WHAT THIS TASK INVOLVES: Repeat word for word the part of the records that opens with the line containing "benefit-card-label: Streamlining Operations" and closes with the line containing "benefit-card-line2: Interactions <box>155", including both of those lines.

===== SUPPLIED RECORDS =====

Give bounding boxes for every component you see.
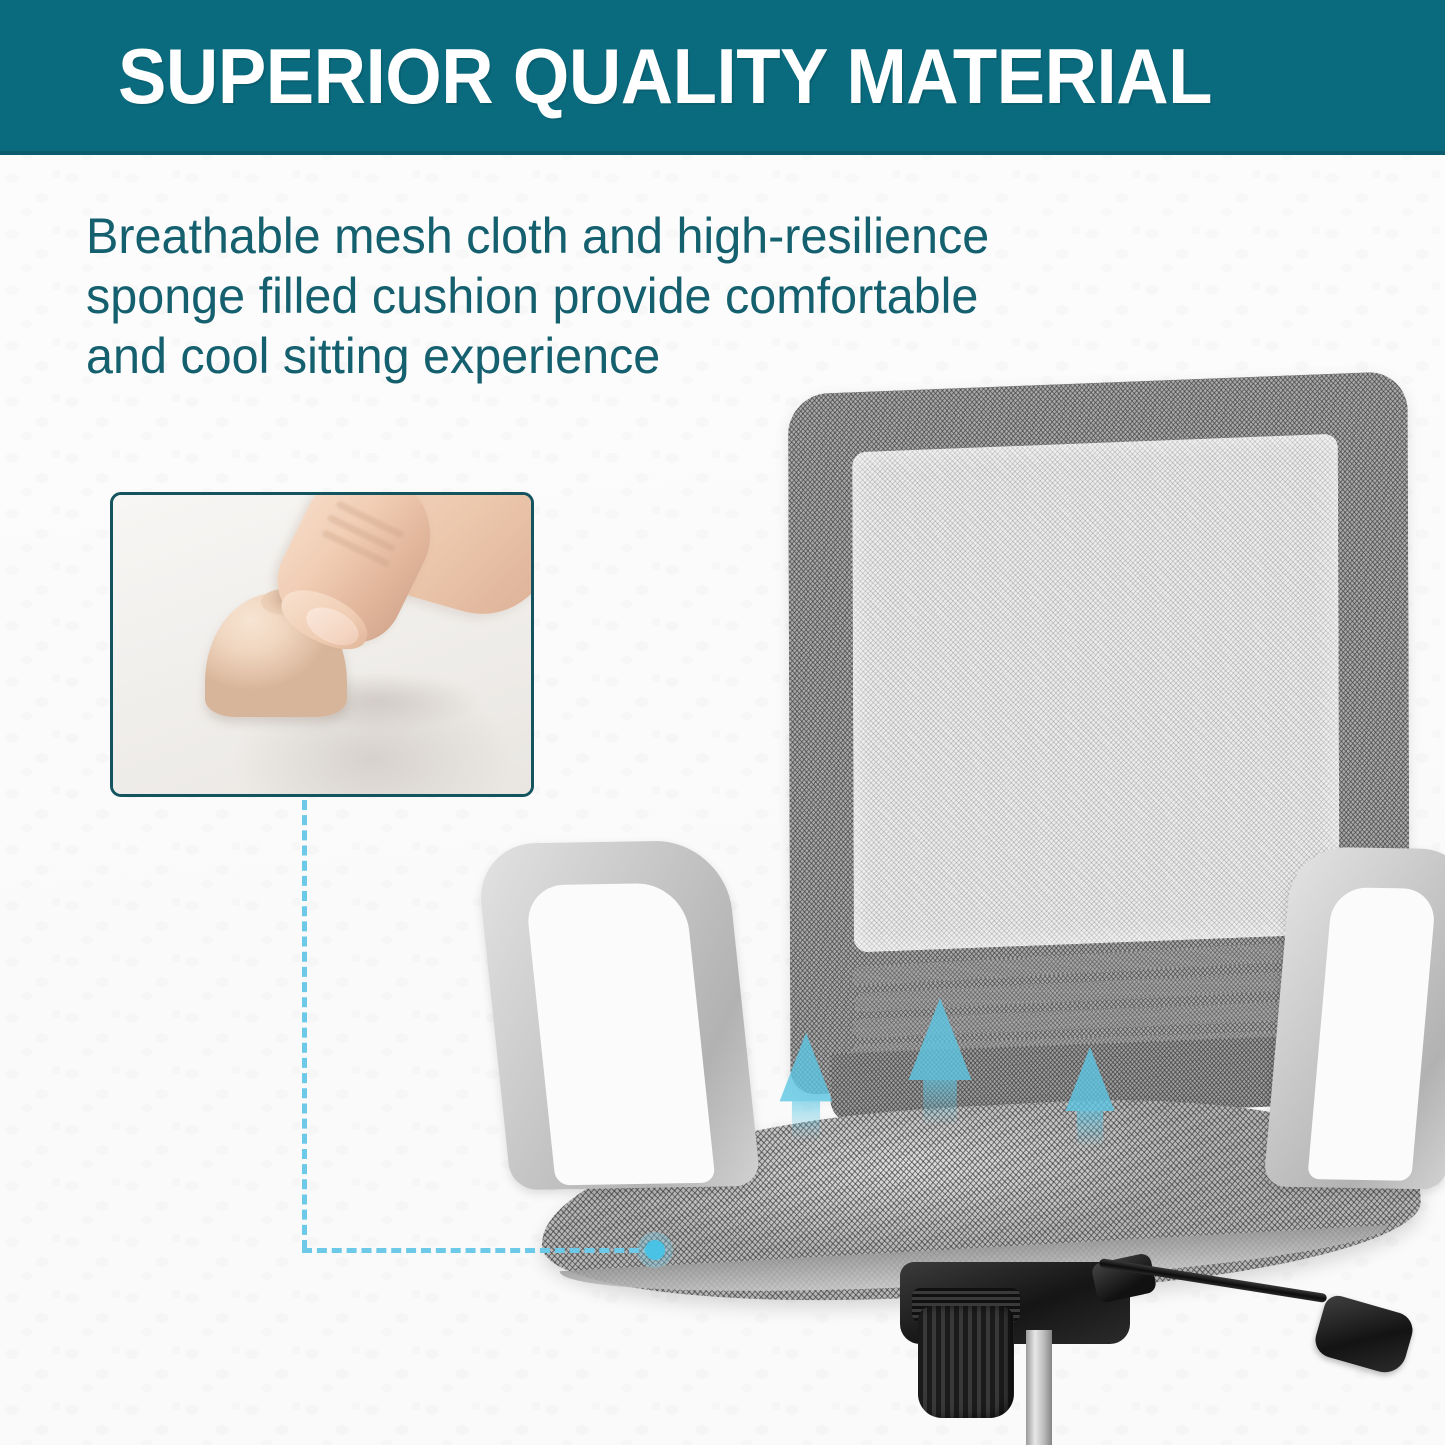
airflow-arrow-icon [909,998,972,1080]
chair-backrest-mesh-panel [852,434,1339,953]
airflow-arrow-icon [1065,1047,1114,1111]
foam-resilience-inset-card [110,492,534,797]
product-feature-card: SUPERIOR QUALITY MATERIAL Breathable mes… [0,0,1445,1445]
callout-endpoint-dot [645,1240,665,1260]
foam-resilience-photo [113,495,531,794]
callout-line-horizontal [302,1248,654,1253]
chair-tension-knob [918,1306,1014,1418]
chair-left-armrest-opening [524,883,715,1186]
airflow-arrow-icon [780,1033,833,1102]
callout-line-vertical [302,800,307,1250]
chair-gas-cylinder [1026,1330,1052,1445]
chair-tilt-lever-grip [1311,1293,1417,1378]
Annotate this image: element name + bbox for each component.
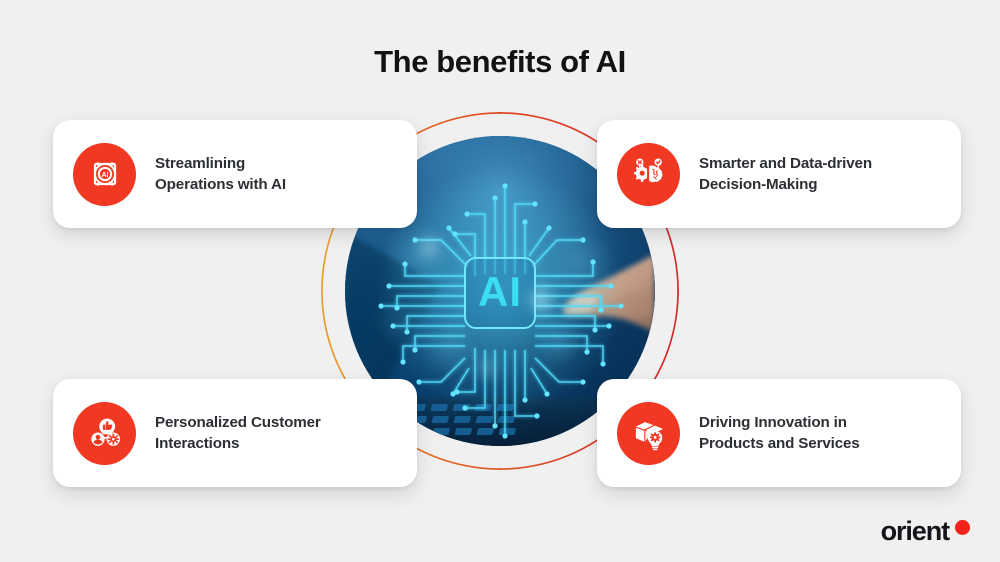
benefit-card-label: Streamlining Operations with AI <box>155 153 286 195</box>
logo-wordmark: orient <box>881 518 949 545</box>
logo-dot-icon <box>955 520 970 535</box>
infographic-canvas: The benefits of AI <box>0 0 1000 562</box>
benefit-card-driving-innovation[interactable]: Driving Innovation in Products and Servi… <box>597 379 961 487</box>
benefit-card-label: Driving Innovation in Products and Servi… <box>699 412 860 454</box>
orient-logo[interactable]: orient <box>881 518 970 545</box>
benefit-card-line1: Streamlining <box>155 155 245 172</box>
box-lightbulb-gear-icon <box>617 402 680 465</box>
benefit-card-personalized-customer[interactable]: Personalized Customer Interactions <box>53 379 417 487</box>
benefit-card-decision-making[interactable]: Smarter and Data-driven Decision-Making <box>597 120 961 228</box>
benefit-card-line2: Operations with AI <box>155 174 286 195</box>
benefit-card-line2: Decision-Making <box>699 174 872 195</box>
page-title: The benefits of AI <box>0 42 1000 82</box>
customer-thumbsup-gear-icon <box>73 402 136 465</box>
brain-gear-decision-icon <box>617 143 680 206</box>
benefit-card-line2: Products and Services <box>699 433 860 454</box>
svg-text:AI: AI <box>101 172 108 179</box>
ai-cycle-arrows-icon: AI <box>73 143 136 206</box>
benefit-card-line1: Personalized Customer <box>155 414 321 431</box>
benefit-card-line1: Smarter and Data-driven <box>699 155 872 172</box>
benefit-card-label: Personalized Customer Interactions <box>155 412 321 454</box>
benefit-card-line2: Interactions <box>155 433 321 454</box>
chip-ai-label: AI <box>478 268 522 315</box>
benefit-card-streamlining-operations[interactable]: AI Streamlining Operations with AI <box>53 120 417 228</box>
benefit-card-line1: Driving Innovation in <box>699 414 847 431</box>
benefit-card-label: Smarter and Data-driven Decision-Making <box>699 153 872 195</box>
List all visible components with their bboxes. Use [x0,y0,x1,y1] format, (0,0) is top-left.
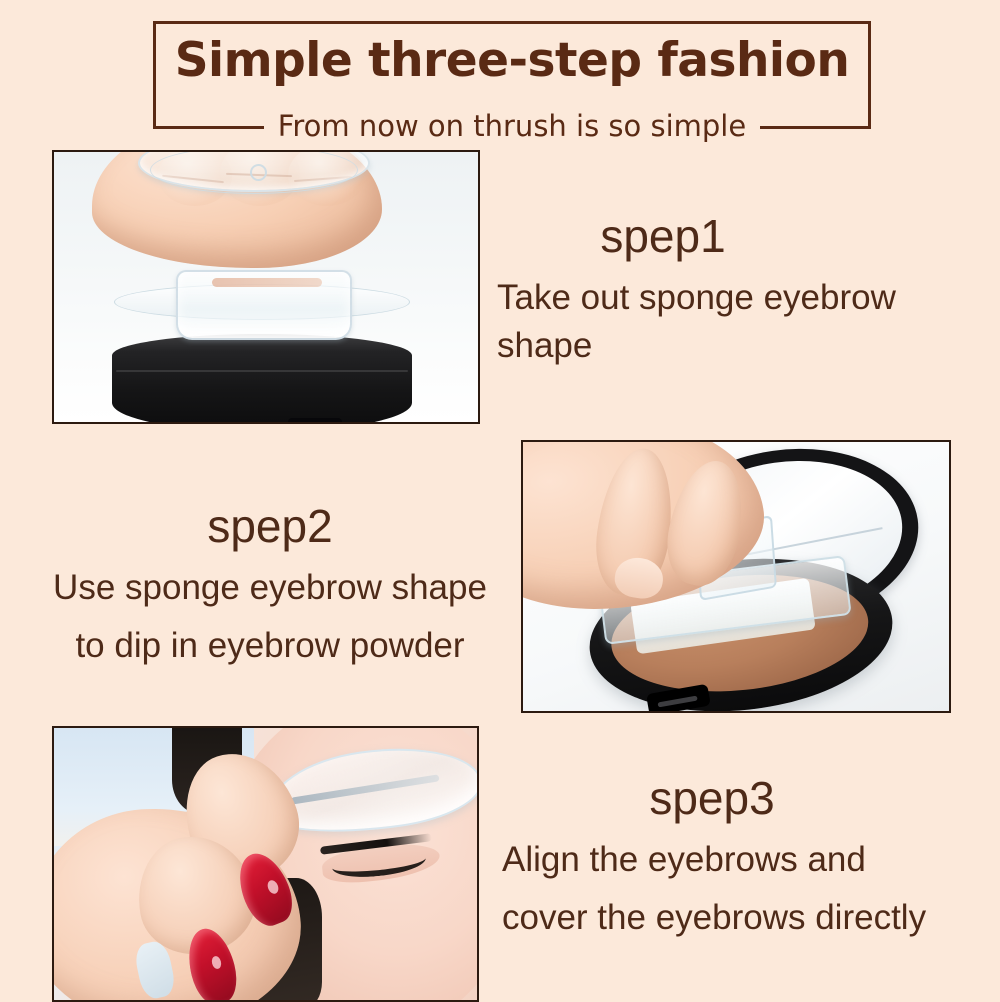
infographic-page: Simple three-step fashion From now on th… [0,0,1000,1000]
step-1-photo-scene [54,152,478,422]
step-2-heading: spep2 [30,498,510,554]
step-3-description-line-1: Align the eyebrows and [492,826,962,884]
compact-base [112,334,412,424]
step-3-photo [52,726,479,1002]
step-3-heading: spep3 [492,770,962,826]
compact-notch [288,418,342,424]
compact-seam [116,370,408,372]
step-2-text-block: spep2 Use sponge eyebrow shape to dip in… [30,498,510,670]
step-2-description-line-1: Use sponge eyebrow shape [30,554,510,612]
step-2-description-line-2: to dip in eyebrow powder [30,612,510,670]
step-3-text-block: spep3 Align the eyebrows and cover the e… [492,770,962,942]
step-3-photo-scene [54,728,477,1000]
sponge-stamp [176,270,352,340]
step-2-photo-scene [523,442,949,711]
stamp-sponge-pad [212,278,322,287]
step-3-description-line-2: cover the eyebrows directly [492,884,962,942]
step-1-description: Take out sponge eyebrow shape [497,264,957,370]
page-subtitle: From now on thrush is so simple [264,106,760,146]
lid-logo-icon [250,164,267,181]
step-1-heading: spep1 [497,208,957,264]
step-2-photo [521,440,951,713]
page-title: Simple three-step fashion [153,26,871,96]
subtitle-wrapper: From now on thrush is so simple [153,100,871,152]
step-1-text-block: spep1 Take out sponge eyebrow shape [497,208,957,370]
step-1-photo [52,150,480,424]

=====

OUTPUT BELOW:
benefit-card-label: Streamlining Operations with AI <box>155 153 286 195</box>
logo-wordmark: orient <box>881 518 949 545</box>
logo-dot-icon <box>955 520 970 535</box>
infographic-canvas: The benefits of AI <box>0 0 1000 562</box>
benefit-card-driving-innovation[interactable]: Driving Innovation in Products and Servi… <box>597 379 961 487</box>
benefit-card-label: Driving Innovation in Products and Servi… <box>699 412 860 454</box>
orient-logo[interactable]: orient <box>881 518 970 545</box>
benefit-card-line1: Streamlining <box>155 155 245 172</box>
box-lightbulb-gear-icon <box>617 402 680 465</box>
benefit-card-personalized-customer[interactable]: Personalized Customer Interactions <box>53 379 417 487</box>
benefit-card-decision-making[interactable]: Smarter and Data-driven Decision-Making <box>597 120 961 228</box>
benefit-card-line2: Operations with AI <box>155 174 286 195</box>
benefit-card-line2: Decision-Making <box>699 174 872 195</box>
page-title: The benefits of AI <box>0 42 1000 82</box>
customer-thumbsup-gear-icon <box>73 402 136 465</box>
brain-gear-decision-icon <box>617 143 680 206</box>
benefit-card-line2: Products and Services <box>699 433 860 454</box>
svg-text:AI: AI <box>101 172 108 179</box>
ai-cycle-arrows-icon: AI <box>73 143 136 206</box>
benefit-card-line1: Personalized Customer <box>155 414 321 431</box>
benefit-card-line1: Smarter and Data-driven <box>699 155 872 172</box>
benefit-card-label: Personalized Customer Interactions <box>155 412 321 454</box>
benefit-card-line2: Interactions <box>155 433 321 454</box>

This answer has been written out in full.